◆ The problem
Copy all entries without alteration and skip the pictures they hold.

◆ Records shown

········

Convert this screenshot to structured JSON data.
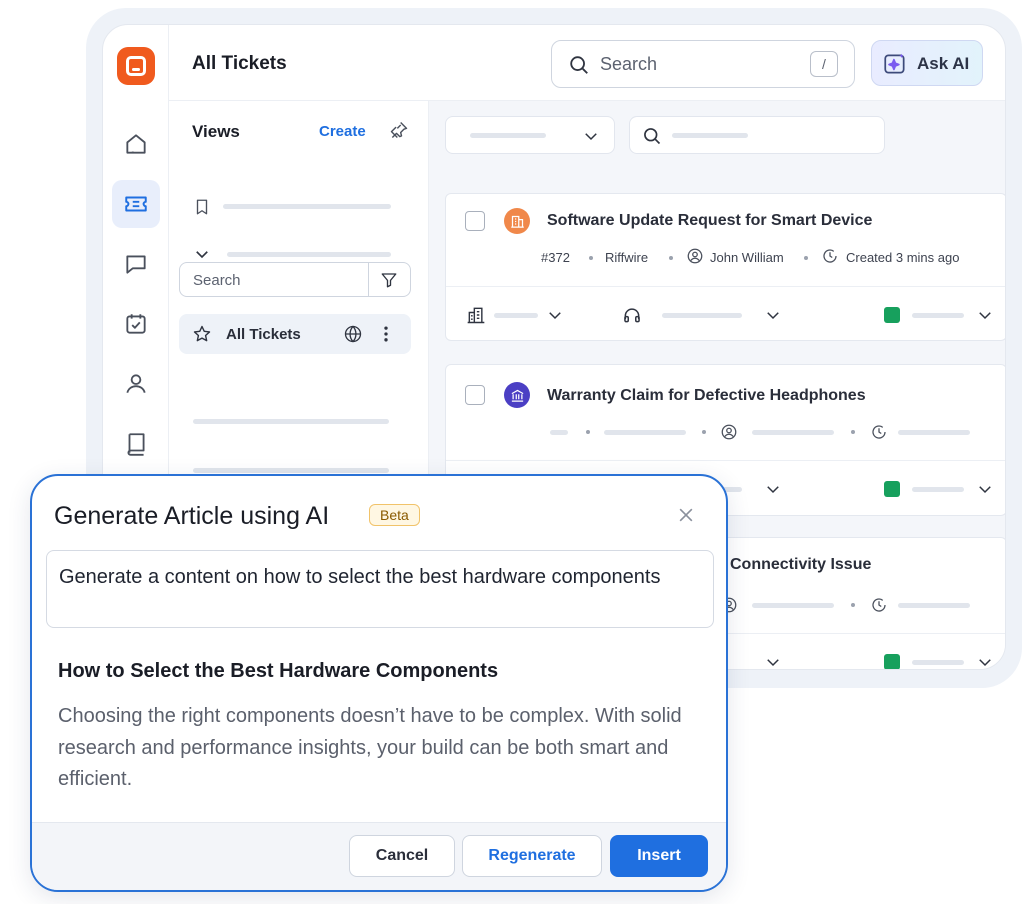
{
  "header": {
    "title": "All Tickets",
    "search_placeholder": "Search",
    "search_shortcut": "/",
    "ask_ai_label": "Ask AI"
  },
  "views": {
    "title": "Views",
    "create_label": "Create",
    "search_placeholder": "Search",
    "active_item": "All Tickets"
  },
  "tickets": [
    {
      "title": "Software Update Request for Smart Device",
      "id": "#372",
      "company": "Riffwire",
      "assignee": "John William",
      "created": "Created 3 mins ago",
      "status_color": "#17a05d",
      "avatar_color": "#f0884a"
    },
    {
      "title": "Warranty Claim for Defective Headphones",
      "status_color": "#17a05d",
      "avatar_color": "#4b3fc4"
    },
    {
      "title": "Connectivity Issue",
      "status_color": "#17a05d"
    }
  ],
  "modal": {
    "title": "Generate Article using AI",
    "badge": "Beta",
    "prompt": "Generate a content on how to select the best hardware components",
    "result_title": "How to Select the Best Hardware Components",
    "result_body": "Choosing the right components doesn’t have to be complex. With solid research and performance insights, your build can be both smart and efficient.",
    "cancel_label": "Cancel",
    "regenerate_label": "Regenerate",
    "insert_label": "Insert"
  },
  "colors": {
    "accent": "#1f6fe0",
    "brand": "#f05a1e",
    "status_green": "#17a05d"
  }
}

········

◆ Correct response
Convert this screenshot to structured JSON data.
{
  "header": {
    "title": "All Tickets",
    "search_placeholder": "Search",
    "search_shortcut": "/",
    "ask_ai_label": "Ask AI"
  },
  "views": {
    "title": "Views",
    "create_label": "Create",
    "search_placeholder": "Search",
    "active_item": "All Tickets"
  },
  "tickets": [
    {
      "title": "Software Update Request for Smart Device",
      "id": "#372",
      "company": "Riffwire",
      "assignee": "John William",
      "created": "Created 3 mins ago",
      "status_color": "#17a05d",
      "avatar_color": "#f0884a"
    },
    {
      "title": "Warranty Claim for Defective Headphones",
      "status_color": "#17a05d",
      "avatar_color": "#4b3fc4"
    },
    {
      "title": "Connectivity Issue",
      "status_color": "#17a05d"
    }
  ],
  "modal": {
    "title": "Generate Article using AI",
    "badge": "Beta",
    "prompt": "Generate a content on how to select the best hardware components",
    "result_title": "How to Select the Best Hardware Components",
    "result_body": "Choosing the right components doesn’t have to be complex. With solid research and performance insights, your build can be both smart and efficient.",
    "cancel_label": "Cancel",
    "regenerate_label": "Regenerate",
    "insert_label": "Insert"
  },
  "colors": {
    "accent": "#1f6fe0",
    "brand": "#f05a1e",
    "status_green": "#17a05d"
  }
}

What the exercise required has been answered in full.